>> START

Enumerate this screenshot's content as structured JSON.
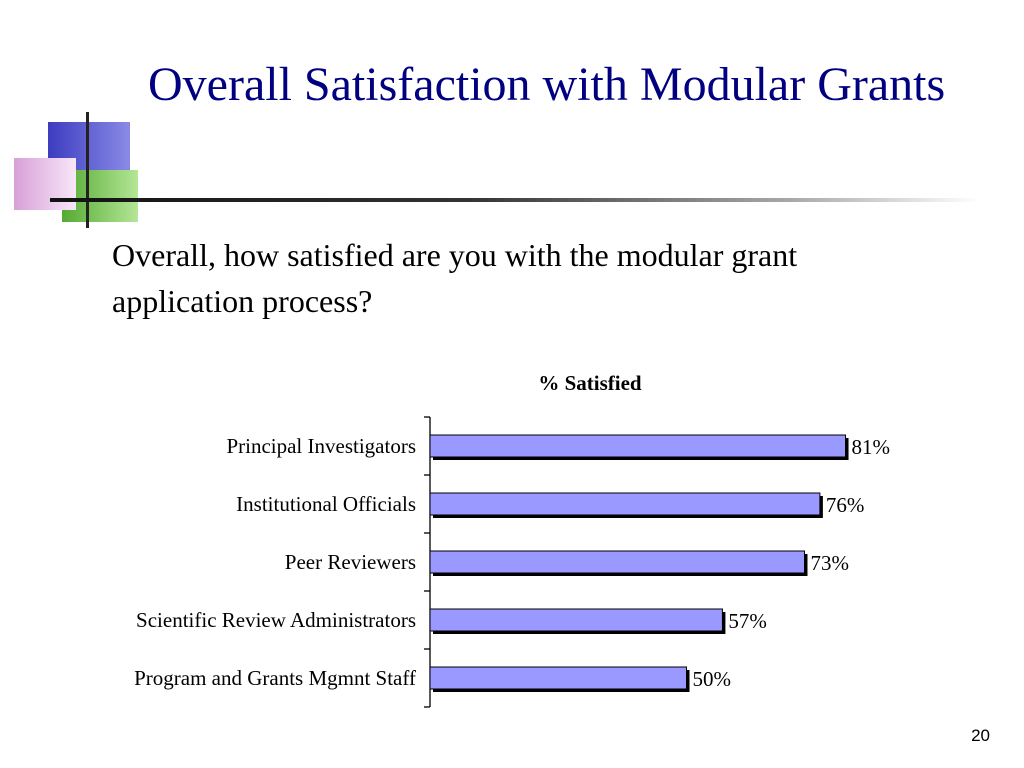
{
  "slide": {
    "title": "Overall Satisfaction with Modular Grants",
    "question": "Overall, how satisfied are you with the modular grant application process?",
    "page_number": "20"
  },
  "colors": {
    "title": "#000080",
    "bar_fill": "#9999ff",
    "bar_shadow": "#000000",
    "deco_blue": "#4a4ac8",
    "deco_green": "#66bb44",
    "deco_pink": "#e6b4e6"
  },
  "chart_data": {
    "type": "bar",
    "orientation": "horizontal",
    "title": "% Satisfied",
    "categories": [
      "Principal Investigators",
      "Institutional Officials",
      "Peer Reviewers",
      "Scientific Review Administrators",
      "Program and Grants Mgmnt Staff"
    ],
    "values": [
      81,
      76,
      73,
      57,
      50
    ],
    "value_labels": [
      "81%",
      "76%",
      "73%",
      "57%",
      "50%"
    ],
    "xlim": [
      0,
      100
    ],
    "grid": false,
    "legend": "none"
  }
}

>> END

Set the pictures aside and transcribe the data above exactly.

FULL RESPONSE.
Enumerate this screenshot's content as structured JSON.
{
  "slide": {
    "title": "Overall Satisfaction with Modular Grants",
    "question": "Overall, how satisfied are you with the modular grant application process?",
    "page_number": "20"
  },
  "colors": {
    "title": "#000080",
    "bar_fill": "#9999ff",
    "bar_shadow": "#000000",
    "deco_blue": "#4a4ac8",
    "deco_green": "#66bb44",
    "deco_pink": "#e6b4e6"
  },
  "chart_data": {
    "type": "bar",
    "orientation": "horizontal",
    "title": "% Satisfied",
    "categories": [
      "Principal Investigators",
      "Institutional Officials",
      "Peer Reviewers",
      "Scientific Review Administrators",
      "Program and Grants Mgmnt Staff"
    ],
    "values": [
      81,
      76,
      73,
      57,
      50
    ],
    "value_labels": [
      "81%",
      "76%",
      "73%",
      "57%",
      "50%"
    ],
    "xlim": [
      0,
      100
    ],
    "grid": false,
    "legend": "none"
  }
}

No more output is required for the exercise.